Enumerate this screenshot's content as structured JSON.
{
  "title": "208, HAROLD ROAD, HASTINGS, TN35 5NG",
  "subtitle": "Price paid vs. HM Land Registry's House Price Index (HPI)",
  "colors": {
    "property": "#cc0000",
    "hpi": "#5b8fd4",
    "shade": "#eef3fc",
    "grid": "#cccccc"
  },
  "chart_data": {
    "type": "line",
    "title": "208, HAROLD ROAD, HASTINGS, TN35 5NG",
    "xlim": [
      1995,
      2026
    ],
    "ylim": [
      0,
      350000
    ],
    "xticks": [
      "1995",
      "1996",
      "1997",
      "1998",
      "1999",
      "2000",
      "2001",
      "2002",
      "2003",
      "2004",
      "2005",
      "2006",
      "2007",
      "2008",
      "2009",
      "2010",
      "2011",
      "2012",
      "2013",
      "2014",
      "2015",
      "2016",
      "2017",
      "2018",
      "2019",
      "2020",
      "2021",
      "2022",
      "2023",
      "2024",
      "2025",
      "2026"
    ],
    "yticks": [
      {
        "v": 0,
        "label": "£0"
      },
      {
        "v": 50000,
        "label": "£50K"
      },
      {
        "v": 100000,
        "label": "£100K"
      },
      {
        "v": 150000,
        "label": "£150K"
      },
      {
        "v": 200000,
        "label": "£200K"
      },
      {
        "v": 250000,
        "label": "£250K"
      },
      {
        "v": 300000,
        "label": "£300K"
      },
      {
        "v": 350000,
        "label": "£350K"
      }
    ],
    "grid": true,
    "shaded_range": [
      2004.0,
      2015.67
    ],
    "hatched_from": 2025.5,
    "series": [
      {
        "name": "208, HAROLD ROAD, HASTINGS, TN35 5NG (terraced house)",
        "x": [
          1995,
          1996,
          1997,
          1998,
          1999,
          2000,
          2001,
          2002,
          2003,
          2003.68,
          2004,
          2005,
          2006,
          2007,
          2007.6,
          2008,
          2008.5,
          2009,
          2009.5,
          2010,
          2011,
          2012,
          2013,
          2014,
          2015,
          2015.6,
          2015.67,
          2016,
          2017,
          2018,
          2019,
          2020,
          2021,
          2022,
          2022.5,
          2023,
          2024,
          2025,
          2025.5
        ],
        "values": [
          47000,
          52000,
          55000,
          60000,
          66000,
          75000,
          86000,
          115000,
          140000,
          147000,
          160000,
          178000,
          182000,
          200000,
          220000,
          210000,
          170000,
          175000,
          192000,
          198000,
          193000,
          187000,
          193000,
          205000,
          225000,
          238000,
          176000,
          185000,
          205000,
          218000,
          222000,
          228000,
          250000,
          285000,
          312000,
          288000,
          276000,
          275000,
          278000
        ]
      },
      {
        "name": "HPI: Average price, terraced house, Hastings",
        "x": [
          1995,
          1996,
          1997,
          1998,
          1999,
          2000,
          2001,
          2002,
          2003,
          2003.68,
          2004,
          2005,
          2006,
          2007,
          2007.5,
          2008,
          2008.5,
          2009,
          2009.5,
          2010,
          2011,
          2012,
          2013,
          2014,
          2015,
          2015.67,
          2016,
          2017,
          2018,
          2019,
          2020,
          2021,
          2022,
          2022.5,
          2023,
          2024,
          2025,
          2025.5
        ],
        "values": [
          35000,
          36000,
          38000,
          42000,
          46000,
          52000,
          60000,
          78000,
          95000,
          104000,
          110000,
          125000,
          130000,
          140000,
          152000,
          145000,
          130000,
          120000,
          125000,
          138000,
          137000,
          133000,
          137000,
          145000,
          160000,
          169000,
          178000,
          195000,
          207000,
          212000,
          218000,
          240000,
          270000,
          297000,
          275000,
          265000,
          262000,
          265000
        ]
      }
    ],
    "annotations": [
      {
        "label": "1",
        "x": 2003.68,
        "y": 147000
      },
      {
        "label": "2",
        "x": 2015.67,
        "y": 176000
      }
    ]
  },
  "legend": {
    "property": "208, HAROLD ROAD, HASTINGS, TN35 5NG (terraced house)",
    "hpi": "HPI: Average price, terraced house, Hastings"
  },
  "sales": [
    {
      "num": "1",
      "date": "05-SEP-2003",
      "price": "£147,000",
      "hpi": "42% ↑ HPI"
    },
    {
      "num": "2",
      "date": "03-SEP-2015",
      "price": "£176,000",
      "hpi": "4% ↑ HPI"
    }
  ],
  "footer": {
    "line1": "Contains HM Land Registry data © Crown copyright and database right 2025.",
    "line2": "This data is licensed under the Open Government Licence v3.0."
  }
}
_ _ _
Return each entry from above without altering a single character.

Enumerate this screenshot's content as structured JSON.
{
  "title": "208, HAROLD ROAD, HASTINGS, TN35 5NG",
  "subtitle": "Price paid vs. HM Land Registry's House Price Index (HPI)",
  "colors": {
    "property": "#cc0000",
    "hpi": "#5b8fd4",
    "shade": "#eef3fc",
    "grid": "#cccccc"
  },
  "chart_data": {
    "type": "line",
    "title": "208, HAROLD ROAD, HASTINGS, TN35 5NG",
    "xlim": [
      1995,
      2026
    ],
    "ylim": [
      0,
      350000
    ],
    "xticks": [
      "1995",
      "1996",
      "1997",
      "1998",
      "1999",
      "2000",
      "2001",
      "2002",
      "2003",
      "2004",
      "2005",
      "2006",
      "2007",
      "2008",
      "2009",
      "2010",
      "2011",
      "2012",
      "2013",
      "2014",
      "2015",
      "2016",
      "2017",
      "2018",
      "2019",
      "2020",
      "2021",
      "2022",
      "2023",
      "2024",
      "2025",
      "2026"
    ],
    "yticks": [
      {
        "v": 0,
        "label": "£0"
      },
      {
        "v": 50000,
        "label": "£50K"
      },
      {
        "v": 100000,
        "label": "£100K"
      },
      {
        "v": 150000,
        "label": "£150K"
      },
      {
        "v": 200000,
        "label": "£200K"
      },
      {
        "v": 250000,
        "label": "£250K"
      },
      {
        "v": 300000,
        "label": "£300K"
      },
      {
        "v": 350000,
        "label": "£350K"
      }
    ],
    "grid": true,
    "shaded_range": [
      2004.0,
      2015.67
    ],
    "hatched_from": 2025.5,
    "series": [
      {
        "name": "208, HAROLD ROAD, HASTINGS, TN35 5NG (terraced house)",
        "x": [
          1995,
          1996,
          1997,
          1998,
          1999,
          2000,
          2001,
          2002,
          2003,
          2003.68,
          2004,
          2005,
          2006,
          2007,
          2007.6,
          2008,
          2008.5,
          2009,
          2009.5,
          2010,
          2011,
          2012,
          2013,
          2014,
          2015,
          2015.6,
          2015.67,
          2016,
          2017,
          2018,
          2019,
          2020,
          2021,
          2022,
          2022.5,
          2023,
          2024,
          2025,
          2025.5
        ],
        "values": [
          47000,
          52000,
          55000,
          60000,
          66000,
          75000,
          86000,
          115000,
          140000,
          147000,
          160000,
          178000,
          182000,
          200000,
          220000,
          210000,
          170000,
          175000,
          192000,
          198000,
          193000,
          187000,
          193000,
          205000,
          225000,
          238000,
          176000,
          185000,
          205000,
          218000,
          222000,
          228000,
          250000,
          285000,
          312000,
          288000,
          276000,
          275000,
          278000
        ]
      },
      {
        "name": "HPI: Average price, terraced house, Hastings",
        "x": [
          1995,
          1996,
          1997,
          1998,
          1999,
          2000,
          2001,
          2002,
          2003,
          2003.68,
          2004,
          2005,
          2006,
          2007,
          2007.5,
          2008,
          2008.5,
          2009,
          2009.5,
          2010,
          2011,
          2012,
          2013,
          2014,
          2015,
          2015.67,
          2016,
          2017,
          2018,
          2019,
          2020,
          2021,
          2022,
          2022.5,
          2023,
          2024,
          2025,
          2025.5
        ],
        "values": [
          35000,
          36000,
          38000,
          42000,
          46000,
          52000,
          60000,
          78000,
          95000,
          104000,
          110000,
          125000,
          130000,
          140000,
          152000,
          145000,
          130000,
          120000,
          125000,
          138000,
          137000,
          133000,
          137000,
          145000,
          160000,
          169000,
          178000,
          195000,
          207000,
          212000,
          218000,
          240000,
          270000,
          297000,
          275000,
          265000,
          262000,
          265000
        ]
      }
    ],
    "annotations": [
      {
        "label": "1",
        "x": 2003.68,
        "y": 147000
      },
      {
        "label": "2",
        "x": 2015.67,
        "y": 176000
      }
    ]
  },
  "legend": {
    "property": "208, HAROLD ROAD, HASTINGS, TN35 5NG (terraced house)",
    "hpi": "HPI: Average price, terraced house, Hastings"
  },
  "sales": [
    {
      "num": "1",
      "date": "05-SEP-2003",
      "price": "£147,000",
      "hpi": "42% ↑ HPI"
    },
    {
      "num": "2",
      "date": "03-SEP-2015",
      "price": "£176,000",
      "hpi": "4% ↑ HPI"
    }
  ],
  "footer": {
    "line1": "Contains HM Land Registry data © Crown copyright and database right 2025.",
    "line2": "This data is licensed under the Open Government Licence v3.0."
  }
}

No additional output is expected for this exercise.